Every entry needs to be printed exactly, please.
═══ INFORMATION PROVIDED
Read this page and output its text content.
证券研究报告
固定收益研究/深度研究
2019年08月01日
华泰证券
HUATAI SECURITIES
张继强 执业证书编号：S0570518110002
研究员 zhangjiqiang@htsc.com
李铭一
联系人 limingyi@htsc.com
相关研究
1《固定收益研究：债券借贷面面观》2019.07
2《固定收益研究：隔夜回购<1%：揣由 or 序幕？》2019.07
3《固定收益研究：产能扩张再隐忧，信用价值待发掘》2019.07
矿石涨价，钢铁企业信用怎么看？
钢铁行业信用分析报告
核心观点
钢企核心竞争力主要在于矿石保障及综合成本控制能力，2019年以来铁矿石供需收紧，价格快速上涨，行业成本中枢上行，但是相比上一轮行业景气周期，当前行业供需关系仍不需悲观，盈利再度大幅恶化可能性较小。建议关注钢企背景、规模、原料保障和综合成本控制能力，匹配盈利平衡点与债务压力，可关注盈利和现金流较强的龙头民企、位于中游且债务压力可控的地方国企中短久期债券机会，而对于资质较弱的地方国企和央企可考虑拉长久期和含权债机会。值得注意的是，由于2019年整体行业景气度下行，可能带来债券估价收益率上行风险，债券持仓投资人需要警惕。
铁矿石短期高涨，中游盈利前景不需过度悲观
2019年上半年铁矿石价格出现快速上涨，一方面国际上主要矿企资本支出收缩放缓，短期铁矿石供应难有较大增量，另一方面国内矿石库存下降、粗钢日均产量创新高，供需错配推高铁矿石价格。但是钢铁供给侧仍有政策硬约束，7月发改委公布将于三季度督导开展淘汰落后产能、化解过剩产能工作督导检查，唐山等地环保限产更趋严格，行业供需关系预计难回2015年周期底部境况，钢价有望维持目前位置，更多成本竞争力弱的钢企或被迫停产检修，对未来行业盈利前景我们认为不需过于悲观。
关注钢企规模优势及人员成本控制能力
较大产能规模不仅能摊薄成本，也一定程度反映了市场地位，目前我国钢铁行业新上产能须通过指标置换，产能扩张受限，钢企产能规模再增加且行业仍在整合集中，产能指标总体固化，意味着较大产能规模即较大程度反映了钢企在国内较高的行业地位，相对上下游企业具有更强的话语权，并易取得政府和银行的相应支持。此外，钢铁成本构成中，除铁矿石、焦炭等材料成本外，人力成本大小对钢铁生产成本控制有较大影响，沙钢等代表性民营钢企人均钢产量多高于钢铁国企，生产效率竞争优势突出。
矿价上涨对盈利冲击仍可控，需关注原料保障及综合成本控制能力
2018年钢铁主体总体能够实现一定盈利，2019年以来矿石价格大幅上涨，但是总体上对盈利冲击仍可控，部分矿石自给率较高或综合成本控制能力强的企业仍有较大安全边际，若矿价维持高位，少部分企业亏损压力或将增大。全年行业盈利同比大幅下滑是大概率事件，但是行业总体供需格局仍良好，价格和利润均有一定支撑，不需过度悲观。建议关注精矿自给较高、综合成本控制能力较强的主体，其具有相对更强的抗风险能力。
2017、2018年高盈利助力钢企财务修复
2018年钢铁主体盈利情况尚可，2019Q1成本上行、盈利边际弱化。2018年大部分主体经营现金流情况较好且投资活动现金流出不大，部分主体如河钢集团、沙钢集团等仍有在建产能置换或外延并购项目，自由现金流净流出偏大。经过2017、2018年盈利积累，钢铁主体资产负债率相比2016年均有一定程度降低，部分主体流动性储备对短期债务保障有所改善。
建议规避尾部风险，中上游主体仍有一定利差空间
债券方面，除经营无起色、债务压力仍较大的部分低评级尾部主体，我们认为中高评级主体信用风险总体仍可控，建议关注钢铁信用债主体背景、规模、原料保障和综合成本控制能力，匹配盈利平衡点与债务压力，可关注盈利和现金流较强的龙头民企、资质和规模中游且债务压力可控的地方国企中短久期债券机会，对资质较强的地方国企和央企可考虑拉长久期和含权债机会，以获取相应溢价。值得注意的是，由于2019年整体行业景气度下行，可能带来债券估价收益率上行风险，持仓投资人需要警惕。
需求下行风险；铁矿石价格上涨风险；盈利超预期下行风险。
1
══════
**RESPONSE FOR THIS EXERCISE:**
Read this page and output its text content.
证券研究报告
固定收益研究/深度研究
2019年08月01日
华泰证券
HUATAI SECURITIES
张继强 执业证书编号：S0570518110002
研究员 zhangjiqiang@htsc.com
李铭一
联系人 limingyi@htsc.com
相关研究
1《固定收益研究：债券借贷面面观》2019.07
2《固定收益研究：隔夜回购<1%：揣由 or 序幕？》2019.07
3《固定收益研究：产能扩张再隐忧，信用价值待发掘》2019.07
矿石涨价，钢铁企业信用怎么看？
钢铁行业信用分析报告
核心观点
钢企核心竞争力主要在于矿石保障及综合成本控制能力，2019年以来铁矿石供需收紧，价格快速上涨，行业成本中枢上行，但是相比上一轮行业景气周期，当前行业供需关系仍不需悲观，盈利再度大幅恶化可能性较小。建议关注钢企背景、规模、原料保障和综合成本控制能力，匹配盈利平衡点与债务压力，可关注盈利和现金流较强的龙头民企、位于中游且债务压力可控的地方国企中短久期债券机会，而对于资质较弱的地方国企和央企可考虑拉长久期和含权债机会。值得注意的是，由于2019年整体行业景气度下行，可能带来债券估价收益率上行风险，债券持仓投资人需要警惕。
铁矿石短期高涨，中游盈利前景不需过度悲观
2019年上半年铁矿石价格出现快速上涨，一方面国际上主要矿企资本支出收缩放缓，短期铁矿石供应难有较大增量，另一方面国内矿石库存下降、粗钢日均产量创新高，供需错配推高铁矿石价格。但是钢铁供给侧仍有政策硬约束，7月发改委公布将于三季度督导开展淘汰落后产能、化解过剩产能工作督导检查，唐山等地环保限产更趋严格，行业供需关系预计难回2015年周期底部境况，钢价有望维持目前位置，更多成本竞争力弱的钢企或被迫停产检修，对未来行业盈利前景我们认为不需过于悲观。
关注钢企规模优势及人员成本控制能力
较大产能规模不仅能摊薄成本，也一定程度反映了市场地位，目前我国钢铁行业新上产能须通过指标置换，产能扩张受限，钢企产能规模再增加且行业仍在整合集中，产能指标总体固化，意味着较大产能规模即较大程度反映了钢企在国内较高的行业地位，相对上下游企业具有更强的话语权，并易取得政府和银行的相应支持。此外，钢铁成本构成中，除铁矿石、焦炭等材料成本外，人力成本大小对钢铁生产成本控制有较大影响，沙钢等代表性民营钢企人均钢产量多高于钢铁国企，生产效率竞争优势突出。
矿价上涨对盈利冲击仍可控，需关注原料保障及综合成本控制能力
2018年钢铁主体总体能够实现一定盈利，2019年以来矿石价格大幅上涨，但是总体上对盈利冲击仍可控，部分矿石自给率较高或综合成本控制能力强的企业仍有较大安全边际，若矿价维持高位，少部分企业亏损压力或将增大。全年行业盈利同比大幅下滑是大概率事件，但是行业总体供需格局仍良好，价格和利润均有一定支撑，不需过度悲观。建议关注精矿自给较高、综合成本控制能力较强的主体，其具有相对更强的抗风险能力。
2017、2018年高盈利助力钢企财务修复
2018年钢铁主体盈利情况尚可，2019Q1成本上行、盈利边际弱化。2018年大部分主体经营现金流情况较好且投资活动现金流出不大，部分主体如河钢集团、沙钢集团等仍有在建产能置换或外延并购项目，自由现金流净流出偏大。经过2017、2018年盈利积累，钢铁主体资产负债率相比2016年均有一定程度降低，部分主体流动性储备对短期债务保障有所改善。
建议规避尾部风险，中上游主体仍有一定利差空间
债券方面，除经营无起色、债务压力仍较大的部分低评级尾部主体，我们认为中高评级主体信用风险总体仍可控，建议关注钢铁信用债主体背景、规模、原料保障和综合成本控制能力，匹配盈利平衡点与债务压力，可关注盈利和现金流较强的龙头民企、资质和规模中游且债务压力可控的地方国企中短久期债券机会，对资质较强的地方国企和央企可考虑拉长久期和含权债机会，以获取相应溢价。值得注意的是，由于2019年整体行业景气度下行，可能带来债券估价收益率上行风险，持仓投资人需要警惕。
需求下行风险；铁矿石价格上涨风险；盈利超预期下行风险。
1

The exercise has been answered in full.